[Task instructions]:
Search the entries for the word "COVID" and report each line that has it.

[Entries taken from a collection]:
*** Begin section ***

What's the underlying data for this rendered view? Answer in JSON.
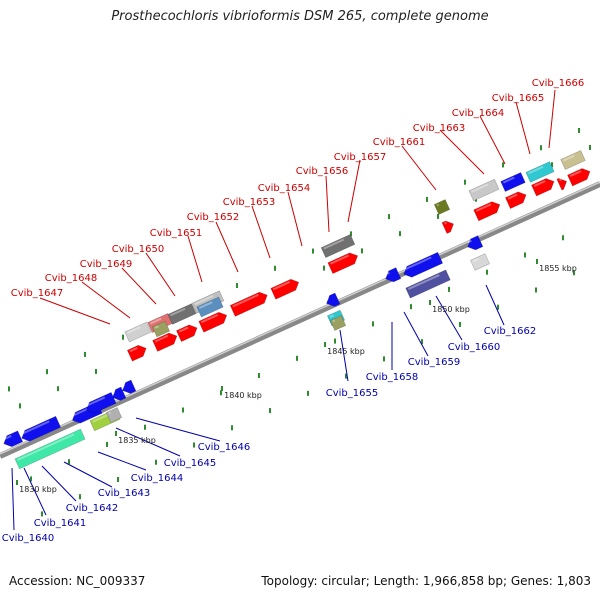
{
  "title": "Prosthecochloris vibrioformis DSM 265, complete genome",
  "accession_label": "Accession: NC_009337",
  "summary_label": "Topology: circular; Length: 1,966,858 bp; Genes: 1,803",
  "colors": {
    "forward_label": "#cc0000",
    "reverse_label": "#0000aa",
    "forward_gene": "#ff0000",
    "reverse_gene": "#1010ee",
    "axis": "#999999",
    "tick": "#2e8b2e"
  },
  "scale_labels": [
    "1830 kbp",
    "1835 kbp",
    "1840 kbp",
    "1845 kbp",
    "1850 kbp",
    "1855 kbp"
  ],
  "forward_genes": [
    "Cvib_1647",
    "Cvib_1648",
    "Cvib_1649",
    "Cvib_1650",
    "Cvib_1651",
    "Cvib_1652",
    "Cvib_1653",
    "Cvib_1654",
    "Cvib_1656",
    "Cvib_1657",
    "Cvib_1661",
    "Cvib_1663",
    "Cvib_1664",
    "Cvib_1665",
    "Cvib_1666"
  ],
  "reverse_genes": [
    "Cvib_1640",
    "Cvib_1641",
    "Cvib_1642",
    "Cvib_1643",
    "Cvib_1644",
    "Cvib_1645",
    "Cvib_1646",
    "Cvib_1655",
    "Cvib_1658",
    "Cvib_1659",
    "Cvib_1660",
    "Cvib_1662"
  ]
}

*** End section ***
*** Begin section ***

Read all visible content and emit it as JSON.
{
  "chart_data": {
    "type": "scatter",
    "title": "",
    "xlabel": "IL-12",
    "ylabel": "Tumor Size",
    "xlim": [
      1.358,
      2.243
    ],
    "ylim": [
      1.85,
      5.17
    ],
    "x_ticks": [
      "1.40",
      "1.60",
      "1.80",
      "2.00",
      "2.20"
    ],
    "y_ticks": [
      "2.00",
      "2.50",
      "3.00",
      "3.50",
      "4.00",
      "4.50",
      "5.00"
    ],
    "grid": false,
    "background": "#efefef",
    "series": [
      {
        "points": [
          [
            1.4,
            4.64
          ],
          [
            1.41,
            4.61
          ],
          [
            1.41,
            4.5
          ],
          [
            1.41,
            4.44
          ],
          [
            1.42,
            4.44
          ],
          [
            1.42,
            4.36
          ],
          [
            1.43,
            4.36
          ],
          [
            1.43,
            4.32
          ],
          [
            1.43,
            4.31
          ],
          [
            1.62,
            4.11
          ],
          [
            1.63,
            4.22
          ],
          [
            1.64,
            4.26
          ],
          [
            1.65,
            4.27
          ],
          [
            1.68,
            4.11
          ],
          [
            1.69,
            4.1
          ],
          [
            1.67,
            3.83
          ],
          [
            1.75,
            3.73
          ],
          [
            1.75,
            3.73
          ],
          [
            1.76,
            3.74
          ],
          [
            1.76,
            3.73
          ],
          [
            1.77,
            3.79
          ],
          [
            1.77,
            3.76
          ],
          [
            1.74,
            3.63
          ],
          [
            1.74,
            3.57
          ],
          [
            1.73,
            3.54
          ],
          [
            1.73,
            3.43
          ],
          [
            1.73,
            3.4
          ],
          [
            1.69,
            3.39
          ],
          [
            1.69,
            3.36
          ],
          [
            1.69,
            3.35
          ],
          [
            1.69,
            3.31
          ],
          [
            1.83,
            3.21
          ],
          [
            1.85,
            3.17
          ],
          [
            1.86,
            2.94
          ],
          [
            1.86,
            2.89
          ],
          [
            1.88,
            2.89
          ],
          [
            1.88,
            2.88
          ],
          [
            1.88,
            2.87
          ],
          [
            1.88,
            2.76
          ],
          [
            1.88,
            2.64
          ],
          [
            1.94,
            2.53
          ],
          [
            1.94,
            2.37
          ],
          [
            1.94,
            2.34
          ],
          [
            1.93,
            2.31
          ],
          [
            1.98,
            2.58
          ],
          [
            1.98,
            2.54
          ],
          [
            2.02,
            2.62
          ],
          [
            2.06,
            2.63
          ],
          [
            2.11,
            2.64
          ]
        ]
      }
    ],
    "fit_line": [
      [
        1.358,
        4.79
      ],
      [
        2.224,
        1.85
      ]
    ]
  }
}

*** End section ***
*** Begin section ***

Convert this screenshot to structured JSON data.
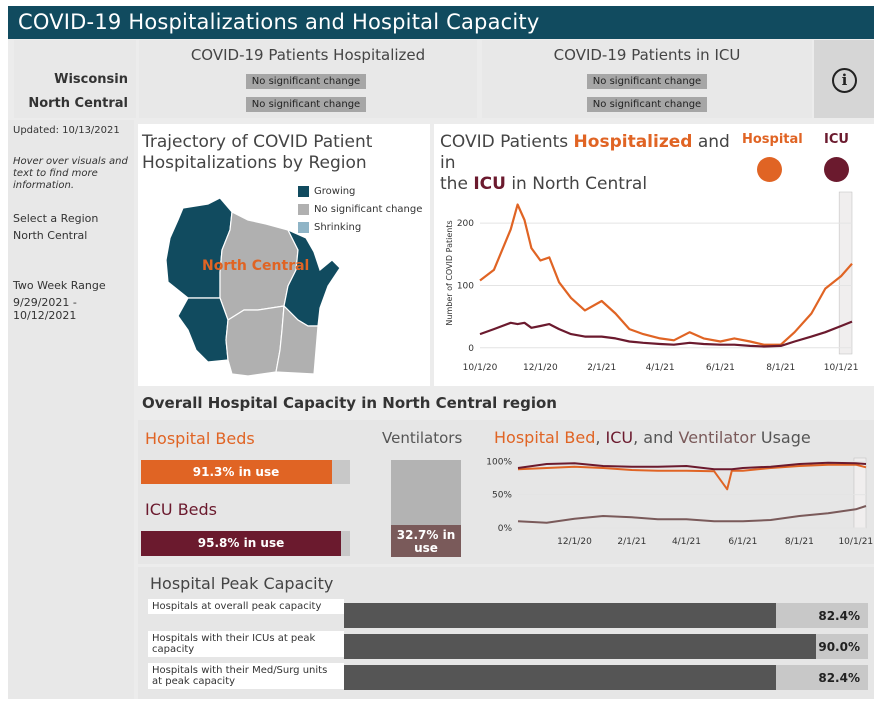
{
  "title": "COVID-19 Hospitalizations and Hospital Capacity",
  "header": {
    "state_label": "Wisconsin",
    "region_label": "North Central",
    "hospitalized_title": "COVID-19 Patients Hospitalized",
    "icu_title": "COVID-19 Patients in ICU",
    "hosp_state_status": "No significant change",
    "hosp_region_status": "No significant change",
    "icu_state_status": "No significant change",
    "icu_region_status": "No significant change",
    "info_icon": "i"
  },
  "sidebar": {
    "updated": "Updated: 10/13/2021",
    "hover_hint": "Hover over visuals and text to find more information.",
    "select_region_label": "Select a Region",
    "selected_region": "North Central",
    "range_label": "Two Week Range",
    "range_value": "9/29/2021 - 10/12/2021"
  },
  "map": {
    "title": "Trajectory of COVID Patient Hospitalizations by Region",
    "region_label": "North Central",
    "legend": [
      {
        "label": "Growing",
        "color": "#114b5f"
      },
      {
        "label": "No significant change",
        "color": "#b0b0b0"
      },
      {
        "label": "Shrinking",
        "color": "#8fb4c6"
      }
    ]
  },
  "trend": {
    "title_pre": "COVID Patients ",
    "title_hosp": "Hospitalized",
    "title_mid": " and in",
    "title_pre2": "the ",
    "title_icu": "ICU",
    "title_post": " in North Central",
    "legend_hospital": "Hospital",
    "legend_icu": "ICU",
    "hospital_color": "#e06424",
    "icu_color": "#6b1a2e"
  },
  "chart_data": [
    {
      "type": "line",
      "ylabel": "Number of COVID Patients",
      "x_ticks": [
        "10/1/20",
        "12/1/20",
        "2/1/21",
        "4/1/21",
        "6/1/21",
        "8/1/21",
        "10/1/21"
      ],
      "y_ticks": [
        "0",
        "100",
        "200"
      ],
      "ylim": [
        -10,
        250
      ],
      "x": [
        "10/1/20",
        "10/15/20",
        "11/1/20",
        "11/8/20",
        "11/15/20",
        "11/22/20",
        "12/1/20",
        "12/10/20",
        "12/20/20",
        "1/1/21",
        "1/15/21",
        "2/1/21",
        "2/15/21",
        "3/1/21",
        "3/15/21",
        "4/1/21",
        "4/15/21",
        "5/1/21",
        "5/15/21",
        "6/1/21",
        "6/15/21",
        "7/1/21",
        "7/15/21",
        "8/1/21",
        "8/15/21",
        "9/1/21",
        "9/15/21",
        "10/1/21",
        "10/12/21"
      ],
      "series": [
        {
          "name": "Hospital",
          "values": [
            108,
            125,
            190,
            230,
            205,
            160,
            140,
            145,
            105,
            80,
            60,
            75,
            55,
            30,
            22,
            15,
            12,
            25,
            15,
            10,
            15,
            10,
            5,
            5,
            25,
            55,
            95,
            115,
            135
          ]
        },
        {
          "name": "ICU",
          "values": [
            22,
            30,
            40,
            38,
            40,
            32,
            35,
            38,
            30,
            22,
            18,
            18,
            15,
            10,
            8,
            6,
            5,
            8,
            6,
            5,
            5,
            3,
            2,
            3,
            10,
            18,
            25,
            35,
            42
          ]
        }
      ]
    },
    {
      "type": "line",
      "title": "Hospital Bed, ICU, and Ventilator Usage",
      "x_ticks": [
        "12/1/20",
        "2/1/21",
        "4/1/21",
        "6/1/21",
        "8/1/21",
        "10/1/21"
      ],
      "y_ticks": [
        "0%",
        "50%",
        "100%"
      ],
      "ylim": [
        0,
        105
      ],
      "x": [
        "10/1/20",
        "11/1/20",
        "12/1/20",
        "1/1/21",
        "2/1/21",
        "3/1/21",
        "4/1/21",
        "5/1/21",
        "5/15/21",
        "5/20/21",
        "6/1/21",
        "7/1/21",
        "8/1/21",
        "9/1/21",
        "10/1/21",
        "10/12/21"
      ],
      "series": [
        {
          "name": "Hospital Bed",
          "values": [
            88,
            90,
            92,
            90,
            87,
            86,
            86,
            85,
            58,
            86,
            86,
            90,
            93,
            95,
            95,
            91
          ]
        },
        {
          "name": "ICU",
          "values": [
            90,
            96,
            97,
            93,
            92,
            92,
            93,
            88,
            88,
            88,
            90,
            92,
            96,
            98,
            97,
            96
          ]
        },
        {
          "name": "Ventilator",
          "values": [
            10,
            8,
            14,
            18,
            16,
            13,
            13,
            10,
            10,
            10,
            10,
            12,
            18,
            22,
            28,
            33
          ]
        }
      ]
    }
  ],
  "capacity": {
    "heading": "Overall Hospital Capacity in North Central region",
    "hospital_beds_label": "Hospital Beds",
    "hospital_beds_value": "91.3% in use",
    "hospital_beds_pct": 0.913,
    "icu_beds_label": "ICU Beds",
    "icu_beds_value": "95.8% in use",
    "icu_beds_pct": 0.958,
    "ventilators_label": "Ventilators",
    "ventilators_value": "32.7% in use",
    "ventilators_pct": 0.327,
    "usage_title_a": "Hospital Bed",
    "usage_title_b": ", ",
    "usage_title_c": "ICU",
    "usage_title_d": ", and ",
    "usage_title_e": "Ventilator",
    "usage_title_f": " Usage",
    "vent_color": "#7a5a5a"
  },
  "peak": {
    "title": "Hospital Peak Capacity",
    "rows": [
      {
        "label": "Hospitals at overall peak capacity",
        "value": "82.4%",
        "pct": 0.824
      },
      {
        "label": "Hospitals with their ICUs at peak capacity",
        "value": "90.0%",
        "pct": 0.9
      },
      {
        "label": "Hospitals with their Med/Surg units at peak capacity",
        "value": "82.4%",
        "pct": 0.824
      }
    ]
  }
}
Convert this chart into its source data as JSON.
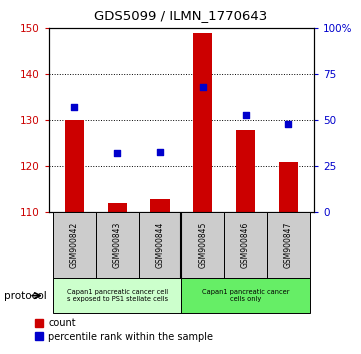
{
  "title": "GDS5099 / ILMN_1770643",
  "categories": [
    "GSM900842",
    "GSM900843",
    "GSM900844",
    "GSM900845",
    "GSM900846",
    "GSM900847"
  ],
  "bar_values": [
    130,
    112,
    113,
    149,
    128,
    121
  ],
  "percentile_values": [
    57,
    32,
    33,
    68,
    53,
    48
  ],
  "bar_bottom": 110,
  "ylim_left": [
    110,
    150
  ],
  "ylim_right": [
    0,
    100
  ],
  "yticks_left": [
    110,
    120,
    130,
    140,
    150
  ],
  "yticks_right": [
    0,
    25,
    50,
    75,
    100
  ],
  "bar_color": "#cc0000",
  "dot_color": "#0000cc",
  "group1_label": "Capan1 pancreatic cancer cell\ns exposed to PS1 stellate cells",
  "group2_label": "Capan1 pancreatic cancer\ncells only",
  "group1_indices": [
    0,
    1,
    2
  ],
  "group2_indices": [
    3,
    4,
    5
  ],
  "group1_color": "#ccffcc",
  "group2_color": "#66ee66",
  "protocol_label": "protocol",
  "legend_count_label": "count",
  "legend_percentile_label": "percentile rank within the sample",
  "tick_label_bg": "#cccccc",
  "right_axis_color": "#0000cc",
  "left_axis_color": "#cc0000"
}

*** End section ***

[Solution]:
  "title": "COVID-19 Hospitalizations and Hospital Capacity",
    "hospitalized_title": "COVID-19 Patients Hospitalized",
    "icu_title": "COVID-19 Patients in ICU",
    "title": "Trajectory of COVID Patient Hospitalizations by Region",
    "title_pre": "COVID Patients ",
      "ylabel": "Number of COVID Patients",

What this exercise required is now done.